## [JOB]
The data below needs to be returned exactly, line for line.

## [Collected data entries]
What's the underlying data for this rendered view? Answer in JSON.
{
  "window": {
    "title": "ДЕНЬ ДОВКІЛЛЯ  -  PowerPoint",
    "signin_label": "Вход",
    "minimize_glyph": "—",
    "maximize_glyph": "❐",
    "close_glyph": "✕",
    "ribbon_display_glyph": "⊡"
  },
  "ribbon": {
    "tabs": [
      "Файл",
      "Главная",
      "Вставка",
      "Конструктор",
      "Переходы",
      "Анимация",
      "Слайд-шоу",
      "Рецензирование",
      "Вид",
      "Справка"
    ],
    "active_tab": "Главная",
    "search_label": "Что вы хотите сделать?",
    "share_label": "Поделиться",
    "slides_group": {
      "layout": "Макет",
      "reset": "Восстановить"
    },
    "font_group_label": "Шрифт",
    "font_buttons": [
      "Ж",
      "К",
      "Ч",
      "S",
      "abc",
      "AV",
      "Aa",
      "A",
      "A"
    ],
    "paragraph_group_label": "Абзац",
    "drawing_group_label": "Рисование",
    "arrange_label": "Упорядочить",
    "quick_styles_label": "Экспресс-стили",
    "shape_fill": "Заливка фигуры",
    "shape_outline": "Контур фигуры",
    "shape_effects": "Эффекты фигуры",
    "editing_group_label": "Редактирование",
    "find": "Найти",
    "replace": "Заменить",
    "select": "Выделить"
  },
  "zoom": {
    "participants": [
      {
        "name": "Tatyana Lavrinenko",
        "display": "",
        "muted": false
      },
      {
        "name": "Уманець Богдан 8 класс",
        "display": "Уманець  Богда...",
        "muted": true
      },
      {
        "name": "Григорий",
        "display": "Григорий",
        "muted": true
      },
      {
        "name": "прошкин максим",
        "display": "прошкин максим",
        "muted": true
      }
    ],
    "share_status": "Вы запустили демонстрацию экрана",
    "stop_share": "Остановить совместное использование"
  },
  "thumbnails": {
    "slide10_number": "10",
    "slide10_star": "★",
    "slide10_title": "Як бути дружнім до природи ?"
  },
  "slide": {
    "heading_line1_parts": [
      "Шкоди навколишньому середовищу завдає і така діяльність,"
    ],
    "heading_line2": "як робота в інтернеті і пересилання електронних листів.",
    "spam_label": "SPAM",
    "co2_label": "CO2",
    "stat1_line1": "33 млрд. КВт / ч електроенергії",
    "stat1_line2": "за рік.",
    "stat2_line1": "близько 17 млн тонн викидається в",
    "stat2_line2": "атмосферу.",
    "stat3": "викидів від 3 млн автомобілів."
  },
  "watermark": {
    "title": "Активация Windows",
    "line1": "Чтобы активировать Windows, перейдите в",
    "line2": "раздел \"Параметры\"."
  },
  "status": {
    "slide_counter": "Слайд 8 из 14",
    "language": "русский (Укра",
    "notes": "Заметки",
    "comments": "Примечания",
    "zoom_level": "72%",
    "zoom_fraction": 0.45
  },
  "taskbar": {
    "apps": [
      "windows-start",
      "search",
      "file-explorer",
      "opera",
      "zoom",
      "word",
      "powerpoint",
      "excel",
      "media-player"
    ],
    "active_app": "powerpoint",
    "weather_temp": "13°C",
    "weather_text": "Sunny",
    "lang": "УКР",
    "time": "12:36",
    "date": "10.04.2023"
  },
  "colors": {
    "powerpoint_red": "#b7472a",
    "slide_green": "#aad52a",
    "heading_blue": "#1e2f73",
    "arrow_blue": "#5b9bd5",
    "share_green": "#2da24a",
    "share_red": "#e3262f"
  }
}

## [FULL OUTPUT]
What's the underlying data for this rendered view? Answer in JSON.
{
  "window": {
    "title": "ДЕНЬ ДОВКІЛЛЯ  -  PowerPoint",
    "signin_label": "Вход",
    "minimize_glyph": "—",
    "maximize_glyph": "❐",
    "close_glyph": "✕",
    "ribbon_display_glyph": "⊡"
  },
  "ribbon": {
    "tabs": [
      "Файл",
      "Главная",
      "Вставка",
      "Конструктор",
      "Переходы",
      "Анимация",
      "Слайд-шоу",
      "Рецензирование",
      "Вид",
      "Справка"
    ],
    "active_tab": "Главная",
    "search_label": "Что вы хотите сделать?",
    "share_label": "Поделиться",
    "slides_group": {
      "layout": "Макет",
      "reset": "Восстановить"
    },
    "font_group_label": "Шрифт",
    "font_buttons": [
      "Ж",
      "К",
      "Ч",
      "S",
      "abc",
      "AV",
      "Aa",
      "A",
      "A"
    ],
    "paragraph_group_label": "Абзац",
    "drawing_group_label": "Рисование",
    "arrange_label": "Упорядочить",
    "quick_styles_label": "Экспресс-стили",
    "shape_fill": "Заливка фигуры",
    "shape_outline": "Контур фигуры",
    "shape_effects": "Эффекты фигуры",
    "editing_group_label": "Редактирование",
    "find": "Найти",
    "replace": "Заменить",
    "select": "Выделить"
  },
  "zoom": {
    "participants": [
      {
        "name": "Tatyana Lavrinenko",
        "display": "",
        "muted": false
      },
      {
        "name": "Уманець Богдан 8 класс",
        "display": "Уманець  Богда...",
        "muted": true
      },
      {
        "name": "Григорий",
        "display": "Григорий",
        "muted": true
      },
      {
        "name": "прошкин максим",
        "display": "прошкин максим",
        "muted": true
      }
    ],
    "share_status": "Вы запустили демонстрацию экрана",
    "stop_share": "Остановить совместное использование"
  },
  "thumbnails": {
    "slide10_number": "10",
    "slide10_star": "★",
    "slide10_title": "Як бути дружнім до природи ?"
  },
  "slide": {
    "heading_line1_parts": [
      "Шкоди навколишньому середовищу завдає і така діяльність,"
    ],
    "heading_line2": "як робота в інтернеті і пересилання електронних листів.",
    "spam_label": "SPAM",
    "co2_label": "CO2",
    "stat1_line1": "33 млрд. КВт / ч електроенергії",
    "stat1_line2": "за рік.",
    "stat2_line1": "близько 17 млн тонн викидається в",
    "stat2_line2": "атмосферу.",
    "stat3": "викидів від 3 млн автомобілів."
  },
  "watermark": {
    "title": "Активация Windows",
    "line1": "Чтобы активировать Windows, перейдите в",
    "line2": "раздел \"Параметры\"."
  },
  "status": {
    "slide_counter": "Слайд 8 из 14",
    "language": "русский (Укра",
    "notes": "Заметки",
    "comments": "Примечания",
    "zoom_level": "72%",
    "zoom_fraction": 0.45
  },
  "taskbar": {
    "apps": [
      "windows-start",
      "search",
      "file-explorer",
      "opera",
      "zoom",
      "word",
      "powerpoint",
      "excel",
      "media-player"
    ],
    "active_app": "powerpoint",
    "weather_temp": "13°C",
    "weather_text": "Sunny",
    "lang": "УКР",
    "time": "12:36",
    "date": "10.04.2023"
  },
  "colors": {
    "powerpoint_red": "#b7472a",
    "slide_green": "#aad52a",
    "heading_blue": "#1e2f73",
    "arrow_blue": "#5b9bd5",
    "share_green": "#2da24a",
    "share_red": "#e3262f"
  }
}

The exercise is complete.